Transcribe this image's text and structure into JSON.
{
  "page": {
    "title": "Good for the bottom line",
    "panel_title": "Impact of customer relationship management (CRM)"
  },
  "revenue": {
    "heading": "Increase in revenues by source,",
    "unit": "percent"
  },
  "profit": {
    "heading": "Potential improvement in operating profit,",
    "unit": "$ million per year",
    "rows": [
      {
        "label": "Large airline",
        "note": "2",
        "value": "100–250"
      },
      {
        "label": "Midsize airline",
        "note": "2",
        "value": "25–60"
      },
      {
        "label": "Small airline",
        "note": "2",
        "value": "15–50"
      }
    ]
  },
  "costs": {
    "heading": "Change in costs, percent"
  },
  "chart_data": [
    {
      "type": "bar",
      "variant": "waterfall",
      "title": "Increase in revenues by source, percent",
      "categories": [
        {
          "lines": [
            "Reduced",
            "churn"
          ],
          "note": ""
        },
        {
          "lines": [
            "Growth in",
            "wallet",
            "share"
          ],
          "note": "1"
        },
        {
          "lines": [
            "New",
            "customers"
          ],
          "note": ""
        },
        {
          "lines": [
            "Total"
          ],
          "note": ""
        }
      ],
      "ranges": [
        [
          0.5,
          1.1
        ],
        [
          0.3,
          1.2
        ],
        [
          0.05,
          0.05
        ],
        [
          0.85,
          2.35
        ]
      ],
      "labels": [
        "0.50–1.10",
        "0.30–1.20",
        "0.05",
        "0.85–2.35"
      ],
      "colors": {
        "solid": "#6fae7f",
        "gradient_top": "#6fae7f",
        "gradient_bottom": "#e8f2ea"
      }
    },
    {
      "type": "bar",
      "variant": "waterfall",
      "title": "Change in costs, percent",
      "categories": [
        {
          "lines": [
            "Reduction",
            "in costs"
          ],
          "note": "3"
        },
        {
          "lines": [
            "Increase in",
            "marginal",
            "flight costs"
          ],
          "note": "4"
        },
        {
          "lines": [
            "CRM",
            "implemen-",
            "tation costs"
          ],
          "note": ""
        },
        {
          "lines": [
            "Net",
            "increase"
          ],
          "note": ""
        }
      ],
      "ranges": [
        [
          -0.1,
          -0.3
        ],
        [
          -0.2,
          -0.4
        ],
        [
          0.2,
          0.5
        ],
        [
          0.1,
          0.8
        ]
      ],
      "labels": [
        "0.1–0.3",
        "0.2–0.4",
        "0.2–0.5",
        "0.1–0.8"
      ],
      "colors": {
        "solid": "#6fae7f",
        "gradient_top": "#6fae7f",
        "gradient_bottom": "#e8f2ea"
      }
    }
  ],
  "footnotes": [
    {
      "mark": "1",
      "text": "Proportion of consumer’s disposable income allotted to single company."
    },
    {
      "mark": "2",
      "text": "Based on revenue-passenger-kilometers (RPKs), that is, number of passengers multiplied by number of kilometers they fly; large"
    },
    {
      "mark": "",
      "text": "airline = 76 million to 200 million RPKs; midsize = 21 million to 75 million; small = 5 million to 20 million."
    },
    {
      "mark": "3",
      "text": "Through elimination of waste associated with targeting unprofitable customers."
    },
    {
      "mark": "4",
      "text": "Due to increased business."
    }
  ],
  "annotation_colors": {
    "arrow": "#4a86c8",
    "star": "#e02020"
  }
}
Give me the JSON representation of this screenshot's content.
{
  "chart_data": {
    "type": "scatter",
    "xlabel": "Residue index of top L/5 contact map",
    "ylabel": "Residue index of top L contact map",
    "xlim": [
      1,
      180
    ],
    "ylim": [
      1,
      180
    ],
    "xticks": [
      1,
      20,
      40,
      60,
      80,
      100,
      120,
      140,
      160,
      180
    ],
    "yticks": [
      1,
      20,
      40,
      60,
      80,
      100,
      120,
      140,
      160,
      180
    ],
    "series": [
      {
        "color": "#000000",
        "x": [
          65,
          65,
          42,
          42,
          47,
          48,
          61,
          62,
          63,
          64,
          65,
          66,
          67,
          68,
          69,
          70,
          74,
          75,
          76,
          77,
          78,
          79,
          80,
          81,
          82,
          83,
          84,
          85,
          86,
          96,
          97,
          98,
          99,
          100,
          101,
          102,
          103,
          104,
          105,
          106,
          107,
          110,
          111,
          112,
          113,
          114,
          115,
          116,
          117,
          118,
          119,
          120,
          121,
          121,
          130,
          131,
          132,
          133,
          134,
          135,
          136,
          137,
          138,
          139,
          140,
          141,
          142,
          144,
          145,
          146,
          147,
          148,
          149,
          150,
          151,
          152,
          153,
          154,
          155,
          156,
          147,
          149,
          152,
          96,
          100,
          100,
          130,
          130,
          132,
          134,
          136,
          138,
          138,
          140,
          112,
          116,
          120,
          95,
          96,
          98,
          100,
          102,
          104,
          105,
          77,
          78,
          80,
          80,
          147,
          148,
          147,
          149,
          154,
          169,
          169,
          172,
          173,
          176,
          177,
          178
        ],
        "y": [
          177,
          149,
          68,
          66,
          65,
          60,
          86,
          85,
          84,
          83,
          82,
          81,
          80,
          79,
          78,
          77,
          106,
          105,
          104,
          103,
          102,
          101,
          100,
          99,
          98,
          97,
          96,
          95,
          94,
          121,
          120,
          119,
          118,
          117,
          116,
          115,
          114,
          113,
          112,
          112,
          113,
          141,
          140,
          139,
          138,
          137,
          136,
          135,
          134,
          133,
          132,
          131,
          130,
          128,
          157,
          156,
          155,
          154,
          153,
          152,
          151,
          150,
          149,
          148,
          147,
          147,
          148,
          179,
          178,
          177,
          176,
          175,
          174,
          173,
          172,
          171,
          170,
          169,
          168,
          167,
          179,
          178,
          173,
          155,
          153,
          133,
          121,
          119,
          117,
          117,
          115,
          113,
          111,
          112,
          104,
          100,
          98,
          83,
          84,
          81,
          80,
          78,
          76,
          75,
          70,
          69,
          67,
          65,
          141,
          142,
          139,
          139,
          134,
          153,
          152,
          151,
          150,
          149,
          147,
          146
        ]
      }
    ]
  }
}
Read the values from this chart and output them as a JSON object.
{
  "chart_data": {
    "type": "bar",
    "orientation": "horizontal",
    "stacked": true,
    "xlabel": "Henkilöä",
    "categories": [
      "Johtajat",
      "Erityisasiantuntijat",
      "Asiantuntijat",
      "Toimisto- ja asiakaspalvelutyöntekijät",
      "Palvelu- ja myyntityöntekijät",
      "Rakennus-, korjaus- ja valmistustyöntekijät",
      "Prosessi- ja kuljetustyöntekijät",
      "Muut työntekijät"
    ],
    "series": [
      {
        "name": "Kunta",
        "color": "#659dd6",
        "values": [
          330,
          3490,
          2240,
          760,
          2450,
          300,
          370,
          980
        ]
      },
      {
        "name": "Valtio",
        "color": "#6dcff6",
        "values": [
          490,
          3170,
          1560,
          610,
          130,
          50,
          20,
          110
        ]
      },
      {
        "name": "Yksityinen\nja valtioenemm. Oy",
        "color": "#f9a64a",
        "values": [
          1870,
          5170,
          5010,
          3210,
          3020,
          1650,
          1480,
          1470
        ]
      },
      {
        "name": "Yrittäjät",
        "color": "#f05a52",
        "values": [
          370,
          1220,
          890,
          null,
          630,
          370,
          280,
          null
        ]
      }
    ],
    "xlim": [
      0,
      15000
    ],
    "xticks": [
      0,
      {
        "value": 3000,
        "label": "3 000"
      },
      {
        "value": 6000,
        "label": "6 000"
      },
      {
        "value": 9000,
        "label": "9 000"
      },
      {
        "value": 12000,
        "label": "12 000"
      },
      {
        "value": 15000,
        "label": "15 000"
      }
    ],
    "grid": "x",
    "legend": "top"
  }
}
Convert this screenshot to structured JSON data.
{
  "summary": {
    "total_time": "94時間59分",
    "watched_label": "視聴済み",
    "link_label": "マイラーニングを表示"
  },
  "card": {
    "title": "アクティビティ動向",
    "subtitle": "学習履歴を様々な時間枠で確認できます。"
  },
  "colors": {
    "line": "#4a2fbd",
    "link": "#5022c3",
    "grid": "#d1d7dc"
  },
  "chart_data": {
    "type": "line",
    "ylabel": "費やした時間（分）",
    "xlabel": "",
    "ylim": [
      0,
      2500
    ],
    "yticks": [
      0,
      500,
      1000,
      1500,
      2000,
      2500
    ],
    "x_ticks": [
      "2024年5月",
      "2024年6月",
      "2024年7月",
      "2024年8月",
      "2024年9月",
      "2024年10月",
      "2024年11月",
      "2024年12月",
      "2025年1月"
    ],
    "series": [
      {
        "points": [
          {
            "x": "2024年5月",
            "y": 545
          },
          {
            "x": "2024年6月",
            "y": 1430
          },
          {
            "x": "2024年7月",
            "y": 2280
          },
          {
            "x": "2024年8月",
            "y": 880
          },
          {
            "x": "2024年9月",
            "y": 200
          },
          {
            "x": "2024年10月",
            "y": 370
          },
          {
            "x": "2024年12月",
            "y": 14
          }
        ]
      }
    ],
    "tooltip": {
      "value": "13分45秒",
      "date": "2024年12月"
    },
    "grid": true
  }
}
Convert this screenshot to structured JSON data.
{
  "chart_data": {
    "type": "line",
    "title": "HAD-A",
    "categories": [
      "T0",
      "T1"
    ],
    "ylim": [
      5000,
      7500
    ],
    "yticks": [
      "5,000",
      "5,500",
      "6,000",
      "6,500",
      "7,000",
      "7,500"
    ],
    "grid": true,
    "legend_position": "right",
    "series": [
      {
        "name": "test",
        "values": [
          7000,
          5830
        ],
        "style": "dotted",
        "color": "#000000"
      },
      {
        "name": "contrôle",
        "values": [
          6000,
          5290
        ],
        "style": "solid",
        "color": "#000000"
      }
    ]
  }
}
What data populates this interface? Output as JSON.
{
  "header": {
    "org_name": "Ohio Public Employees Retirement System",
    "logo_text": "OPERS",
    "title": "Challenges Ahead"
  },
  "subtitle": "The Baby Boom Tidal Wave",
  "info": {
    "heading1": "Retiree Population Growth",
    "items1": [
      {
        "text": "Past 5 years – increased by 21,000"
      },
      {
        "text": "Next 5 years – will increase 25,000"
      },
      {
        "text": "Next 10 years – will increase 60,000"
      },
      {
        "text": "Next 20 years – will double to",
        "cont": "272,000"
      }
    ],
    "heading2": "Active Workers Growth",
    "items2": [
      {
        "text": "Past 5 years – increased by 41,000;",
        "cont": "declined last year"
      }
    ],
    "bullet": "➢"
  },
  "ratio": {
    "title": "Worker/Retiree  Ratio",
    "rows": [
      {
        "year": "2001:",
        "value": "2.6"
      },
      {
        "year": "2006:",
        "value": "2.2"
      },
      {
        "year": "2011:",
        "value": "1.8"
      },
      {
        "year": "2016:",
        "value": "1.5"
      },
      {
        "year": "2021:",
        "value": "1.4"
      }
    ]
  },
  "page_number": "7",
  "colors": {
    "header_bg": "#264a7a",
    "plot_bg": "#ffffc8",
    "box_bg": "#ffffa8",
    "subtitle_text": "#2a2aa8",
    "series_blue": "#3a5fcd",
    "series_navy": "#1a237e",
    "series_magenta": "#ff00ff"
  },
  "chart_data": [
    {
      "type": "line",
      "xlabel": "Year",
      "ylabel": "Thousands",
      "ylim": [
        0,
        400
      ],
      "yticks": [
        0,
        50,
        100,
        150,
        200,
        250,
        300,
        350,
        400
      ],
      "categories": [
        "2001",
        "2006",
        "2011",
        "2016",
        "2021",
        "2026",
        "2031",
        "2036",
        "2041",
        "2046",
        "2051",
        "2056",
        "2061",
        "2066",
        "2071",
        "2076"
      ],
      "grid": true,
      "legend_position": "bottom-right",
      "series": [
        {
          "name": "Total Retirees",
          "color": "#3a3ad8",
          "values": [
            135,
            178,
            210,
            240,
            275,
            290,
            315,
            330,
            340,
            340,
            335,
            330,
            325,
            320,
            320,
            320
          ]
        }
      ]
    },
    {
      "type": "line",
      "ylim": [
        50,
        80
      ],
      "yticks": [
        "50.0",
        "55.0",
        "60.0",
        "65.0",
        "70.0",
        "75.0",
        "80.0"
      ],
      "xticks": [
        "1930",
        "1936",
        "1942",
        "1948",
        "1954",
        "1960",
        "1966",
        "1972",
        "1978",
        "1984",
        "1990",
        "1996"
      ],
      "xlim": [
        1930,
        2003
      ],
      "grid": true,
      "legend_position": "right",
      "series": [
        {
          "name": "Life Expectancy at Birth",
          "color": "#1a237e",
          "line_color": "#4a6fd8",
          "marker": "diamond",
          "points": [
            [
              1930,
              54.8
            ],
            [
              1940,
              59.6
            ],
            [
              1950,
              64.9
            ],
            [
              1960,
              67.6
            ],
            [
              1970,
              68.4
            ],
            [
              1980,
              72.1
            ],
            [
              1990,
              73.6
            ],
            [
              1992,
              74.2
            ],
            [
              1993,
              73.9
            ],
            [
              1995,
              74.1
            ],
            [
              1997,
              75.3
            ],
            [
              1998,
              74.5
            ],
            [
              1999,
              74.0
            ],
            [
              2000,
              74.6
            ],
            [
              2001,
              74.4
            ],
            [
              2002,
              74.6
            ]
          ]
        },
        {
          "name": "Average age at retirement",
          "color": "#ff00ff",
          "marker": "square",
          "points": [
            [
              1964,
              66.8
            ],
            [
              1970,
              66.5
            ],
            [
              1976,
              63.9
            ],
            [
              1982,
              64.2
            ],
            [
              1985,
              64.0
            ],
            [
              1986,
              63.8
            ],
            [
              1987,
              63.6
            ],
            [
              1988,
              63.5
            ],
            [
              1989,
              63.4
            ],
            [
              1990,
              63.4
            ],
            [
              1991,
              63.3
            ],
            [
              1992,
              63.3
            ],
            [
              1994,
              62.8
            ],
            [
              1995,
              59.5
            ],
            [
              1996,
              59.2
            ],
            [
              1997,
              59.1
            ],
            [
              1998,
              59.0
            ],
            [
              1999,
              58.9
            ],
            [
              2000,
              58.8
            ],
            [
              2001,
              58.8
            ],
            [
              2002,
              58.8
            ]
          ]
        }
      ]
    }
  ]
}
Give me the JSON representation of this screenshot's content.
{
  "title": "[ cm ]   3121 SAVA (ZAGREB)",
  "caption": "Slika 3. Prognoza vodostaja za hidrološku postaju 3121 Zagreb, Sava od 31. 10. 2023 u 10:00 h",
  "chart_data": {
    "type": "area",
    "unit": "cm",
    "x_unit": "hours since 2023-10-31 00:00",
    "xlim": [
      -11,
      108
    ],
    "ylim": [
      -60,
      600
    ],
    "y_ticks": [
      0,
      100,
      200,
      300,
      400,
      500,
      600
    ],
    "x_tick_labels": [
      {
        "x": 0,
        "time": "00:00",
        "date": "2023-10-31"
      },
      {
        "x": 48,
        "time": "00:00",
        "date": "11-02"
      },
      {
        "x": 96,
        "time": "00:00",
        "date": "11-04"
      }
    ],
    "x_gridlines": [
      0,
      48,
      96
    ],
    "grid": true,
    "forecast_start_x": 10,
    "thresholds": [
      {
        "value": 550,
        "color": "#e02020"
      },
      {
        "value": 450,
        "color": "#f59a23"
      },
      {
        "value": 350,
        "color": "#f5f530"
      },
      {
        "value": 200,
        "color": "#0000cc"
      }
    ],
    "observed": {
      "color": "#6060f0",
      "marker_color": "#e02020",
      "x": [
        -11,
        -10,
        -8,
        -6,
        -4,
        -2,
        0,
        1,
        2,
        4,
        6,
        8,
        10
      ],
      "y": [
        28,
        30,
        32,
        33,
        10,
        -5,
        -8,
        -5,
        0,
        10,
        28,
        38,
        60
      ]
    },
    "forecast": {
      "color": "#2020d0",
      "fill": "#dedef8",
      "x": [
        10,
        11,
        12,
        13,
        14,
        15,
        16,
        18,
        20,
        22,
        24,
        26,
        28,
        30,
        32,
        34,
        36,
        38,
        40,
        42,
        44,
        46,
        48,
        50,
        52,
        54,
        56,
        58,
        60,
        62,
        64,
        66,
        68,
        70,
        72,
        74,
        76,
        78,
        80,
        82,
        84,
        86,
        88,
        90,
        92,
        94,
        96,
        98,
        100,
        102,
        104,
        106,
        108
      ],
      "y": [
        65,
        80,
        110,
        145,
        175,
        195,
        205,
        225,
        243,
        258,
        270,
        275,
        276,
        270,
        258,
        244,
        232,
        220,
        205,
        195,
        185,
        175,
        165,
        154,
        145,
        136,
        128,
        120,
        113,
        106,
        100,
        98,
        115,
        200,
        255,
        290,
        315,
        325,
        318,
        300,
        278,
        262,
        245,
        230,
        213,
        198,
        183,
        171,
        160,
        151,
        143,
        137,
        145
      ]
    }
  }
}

========

▶ _TO DO_: Note each line of the entries that has "percent" in it, and copy those lines.

▶ _EXERCISE RESPONSE_:
    "unit": "percent"
    "heading": "Change in costs, percent"
      "title": "Increase in revenues by source, percent",
      "title": "Change in costs, percent",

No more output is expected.